TASK INSTRUCTIONS: Update everything from the line containing "Output each element" down to the line containing "arrow-right-icon: ➡ xyxy=(511,225,524,241)" by replacing "list-item" with "list-entry" and keeping all else unchanged. Omit the pictures from your answer.

INFORMATION PROVIDED:
-- -- --

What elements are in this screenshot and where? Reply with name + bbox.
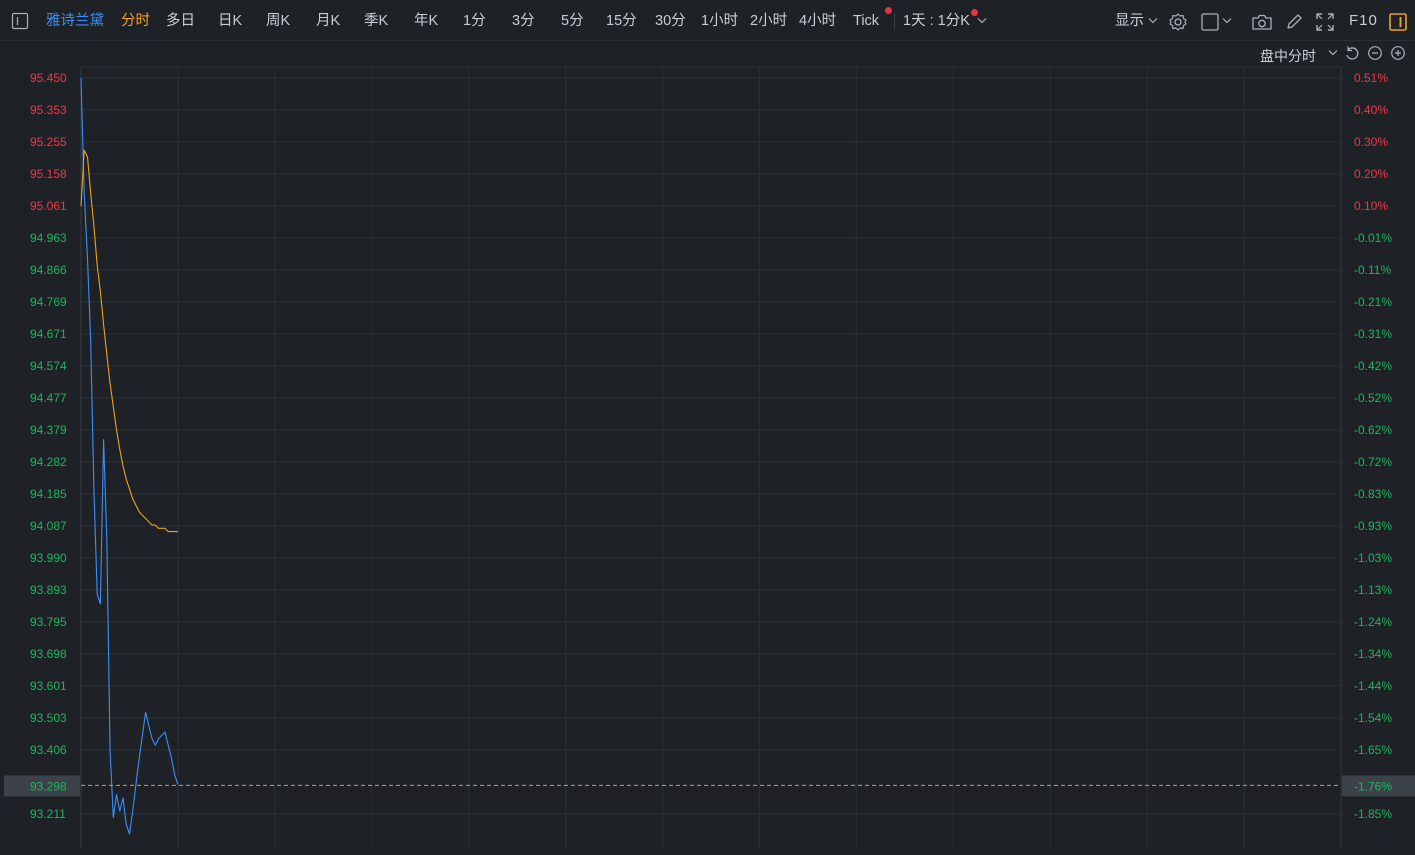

-- -- --

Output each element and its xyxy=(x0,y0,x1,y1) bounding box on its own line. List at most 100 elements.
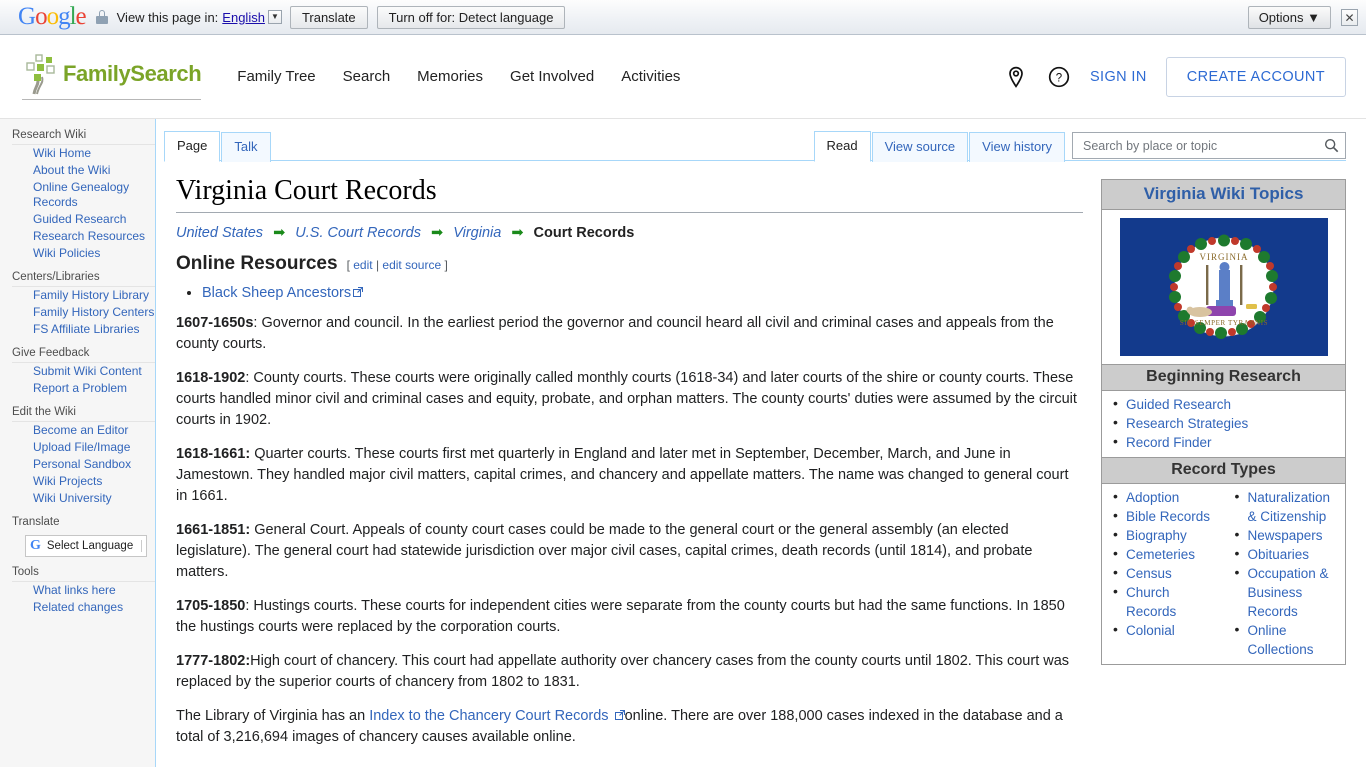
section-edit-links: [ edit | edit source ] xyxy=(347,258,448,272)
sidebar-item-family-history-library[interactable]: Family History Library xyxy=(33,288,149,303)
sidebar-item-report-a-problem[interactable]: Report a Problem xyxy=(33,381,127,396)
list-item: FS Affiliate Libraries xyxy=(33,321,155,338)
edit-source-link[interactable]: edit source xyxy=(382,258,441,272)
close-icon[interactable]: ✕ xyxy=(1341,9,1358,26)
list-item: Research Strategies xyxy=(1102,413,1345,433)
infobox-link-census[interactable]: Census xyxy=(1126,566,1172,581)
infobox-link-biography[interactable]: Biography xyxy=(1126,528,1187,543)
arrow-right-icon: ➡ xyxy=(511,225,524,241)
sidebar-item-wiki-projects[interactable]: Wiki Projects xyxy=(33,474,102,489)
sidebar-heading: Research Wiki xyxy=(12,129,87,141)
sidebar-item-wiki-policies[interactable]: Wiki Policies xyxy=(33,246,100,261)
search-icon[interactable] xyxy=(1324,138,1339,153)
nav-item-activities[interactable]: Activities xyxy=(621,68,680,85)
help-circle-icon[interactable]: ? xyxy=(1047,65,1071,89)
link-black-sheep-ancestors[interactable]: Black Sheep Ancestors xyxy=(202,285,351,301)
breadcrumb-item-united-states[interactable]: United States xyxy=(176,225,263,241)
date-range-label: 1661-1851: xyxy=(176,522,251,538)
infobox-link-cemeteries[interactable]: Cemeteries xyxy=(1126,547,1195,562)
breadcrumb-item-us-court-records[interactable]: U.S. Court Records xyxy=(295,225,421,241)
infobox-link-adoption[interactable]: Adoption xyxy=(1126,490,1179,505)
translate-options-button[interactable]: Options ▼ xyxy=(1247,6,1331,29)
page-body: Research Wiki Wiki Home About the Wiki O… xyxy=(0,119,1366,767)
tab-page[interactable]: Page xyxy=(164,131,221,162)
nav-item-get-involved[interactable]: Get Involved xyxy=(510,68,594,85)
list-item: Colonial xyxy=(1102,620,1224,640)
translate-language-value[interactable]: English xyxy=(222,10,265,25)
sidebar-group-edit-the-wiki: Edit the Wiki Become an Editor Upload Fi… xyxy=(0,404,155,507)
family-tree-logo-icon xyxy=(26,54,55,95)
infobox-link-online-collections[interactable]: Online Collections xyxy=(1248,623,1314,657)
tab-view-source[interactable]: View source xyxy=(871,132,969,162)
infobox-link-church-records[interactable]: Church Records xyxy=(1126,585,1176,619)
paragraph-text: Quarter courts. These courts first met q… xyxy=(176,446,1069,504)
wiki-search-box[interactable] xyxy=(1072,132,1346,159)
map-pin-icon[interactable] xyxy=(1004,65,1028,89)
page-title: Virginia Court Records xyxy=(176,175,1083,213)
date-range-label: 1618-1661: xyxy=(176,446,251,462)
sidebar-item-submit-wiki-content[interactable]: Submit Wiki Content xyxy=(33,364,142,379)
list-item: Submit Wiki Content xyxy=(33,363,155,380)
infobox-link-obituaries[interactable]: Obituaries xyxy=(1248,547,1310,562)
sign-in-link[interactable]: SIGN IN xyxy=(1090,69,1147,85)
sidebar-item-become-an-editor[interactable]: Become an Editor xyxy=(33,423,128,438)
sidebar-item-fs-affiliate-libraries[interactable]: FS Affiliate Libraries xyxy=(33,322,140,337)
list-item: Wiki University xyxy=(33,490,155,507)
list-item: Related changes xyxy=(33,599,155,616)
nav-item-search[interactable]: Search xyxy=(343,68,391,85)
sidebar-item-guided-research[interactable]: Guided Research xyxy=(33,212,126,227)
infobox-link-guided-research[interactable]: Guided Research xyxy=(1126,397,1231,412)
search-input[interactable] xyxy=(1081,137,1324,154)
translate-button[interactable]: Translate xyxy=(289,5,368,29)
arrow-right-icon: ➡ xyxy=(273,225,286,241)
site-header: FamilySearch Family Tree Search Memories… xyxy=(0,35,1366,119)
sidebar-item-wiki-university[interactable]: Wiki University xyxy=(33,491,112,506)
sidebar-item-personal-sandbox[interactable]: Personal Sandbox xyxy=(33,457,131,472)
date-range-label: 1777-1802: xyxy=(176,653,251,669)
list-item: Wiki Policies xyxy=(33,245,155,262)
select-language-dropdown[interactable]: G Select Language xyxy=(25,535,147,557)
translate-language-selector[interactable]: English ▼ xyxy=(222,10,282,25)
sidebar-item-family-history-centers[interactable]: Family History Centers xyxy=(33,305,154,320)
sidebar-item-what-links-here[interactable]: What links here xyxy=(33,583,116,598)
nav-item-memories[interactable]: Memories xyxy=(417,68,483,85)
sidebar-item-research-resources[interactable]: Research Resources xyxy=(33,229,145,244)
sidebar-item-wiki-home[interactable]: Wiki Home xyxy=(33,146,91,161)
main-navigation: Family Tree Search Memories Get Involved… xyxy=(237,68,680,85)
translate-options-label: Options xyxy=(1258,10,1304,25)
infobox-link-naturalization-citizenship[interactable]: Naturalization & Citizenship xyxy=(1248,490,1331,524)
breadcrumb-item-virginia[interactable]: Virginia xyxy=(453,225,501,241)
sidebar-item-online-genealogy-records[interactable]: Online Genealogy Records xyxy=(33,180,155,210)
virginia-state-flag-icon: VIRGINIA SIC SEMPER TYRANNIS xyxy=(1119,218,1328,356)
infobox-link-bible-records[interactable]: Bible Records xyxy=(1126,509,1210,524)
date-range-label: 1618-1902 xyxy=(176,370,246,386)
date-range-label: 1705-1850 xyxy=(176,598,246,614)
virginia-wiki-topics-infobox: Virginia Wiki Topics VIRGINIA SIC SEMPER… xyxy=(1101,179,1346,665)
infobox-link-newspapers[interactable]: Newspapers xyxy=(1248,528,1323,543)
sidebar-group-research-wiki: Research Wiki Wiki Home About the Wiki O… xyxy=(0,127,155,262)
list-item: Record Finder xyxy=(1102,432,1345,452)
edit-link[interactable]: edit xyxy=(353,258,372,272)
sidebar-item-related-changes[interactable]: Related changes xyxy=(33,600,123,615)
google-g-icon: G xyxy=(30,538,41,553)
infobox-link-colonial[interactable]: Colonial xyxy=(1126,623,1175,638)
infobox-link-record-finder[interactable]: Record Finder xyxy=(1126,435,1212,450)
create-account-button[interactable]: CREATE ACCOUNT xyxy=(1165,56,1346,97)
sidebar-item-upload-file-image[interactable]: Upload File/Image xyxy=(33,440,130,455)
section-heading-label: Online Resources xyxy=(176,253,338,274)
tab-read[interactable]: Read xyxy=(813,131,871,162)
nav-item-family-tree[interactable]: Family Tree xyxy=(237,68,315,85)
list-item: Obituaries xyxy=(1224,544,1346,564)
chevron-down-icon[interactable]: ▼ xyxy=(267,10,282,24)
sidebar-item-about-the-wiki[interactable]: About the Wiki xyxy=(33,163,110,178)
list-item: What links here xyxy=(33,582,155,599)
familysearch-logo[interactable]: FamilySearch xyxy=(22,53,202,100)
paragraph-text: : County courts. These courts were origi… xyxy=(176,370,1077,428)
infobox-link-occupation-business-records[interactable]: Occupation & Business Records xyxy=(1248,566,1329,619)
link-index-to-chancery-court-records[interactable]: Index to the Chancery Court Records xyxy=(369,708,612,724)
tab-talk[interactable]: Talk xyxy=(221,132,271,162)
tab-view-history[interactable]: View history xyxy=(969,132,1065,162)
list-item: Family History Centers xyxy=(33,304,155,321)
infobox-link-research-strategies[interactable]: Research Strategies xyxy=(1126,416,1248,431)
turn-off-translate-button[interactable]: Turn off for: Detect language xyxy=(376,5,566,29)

-- -- --

ANSWER FOR THE TASK:
Output each element and its xyxy=(x0,y0,x1,y1) bounding box on its own line. List at most 100 elements.
section-edit-links: [ edit | edit source ] xyxy=(347,258,448,272)
sidebar-item-family-history-library[interactable]: Family History Library xyxy=(33,288,149,303)
sidebar-item-report-a-problem[interactable]: Report a Problem xyxy=(33,381,127,396)
list-entry: FS Affiliate Libraries xyxy=(33,321,155,338)
edit-source-link[interactable]: edit source xyxy=(382,258,441,272)
close-icon[interactable]: ✕ xyxy=(1341,9,1358,26)
list-entry: Research Strategies xyxy=(1102,413,1345,433)
infobox-link-census[interactable]: Census xyxy=(1126,566,1172,581)
infobox-link-biography[interactable]: Biography xyxy=(1126,528,1187,543)
arrow-right-icon: ➡ xyxy=(511,225,524,241)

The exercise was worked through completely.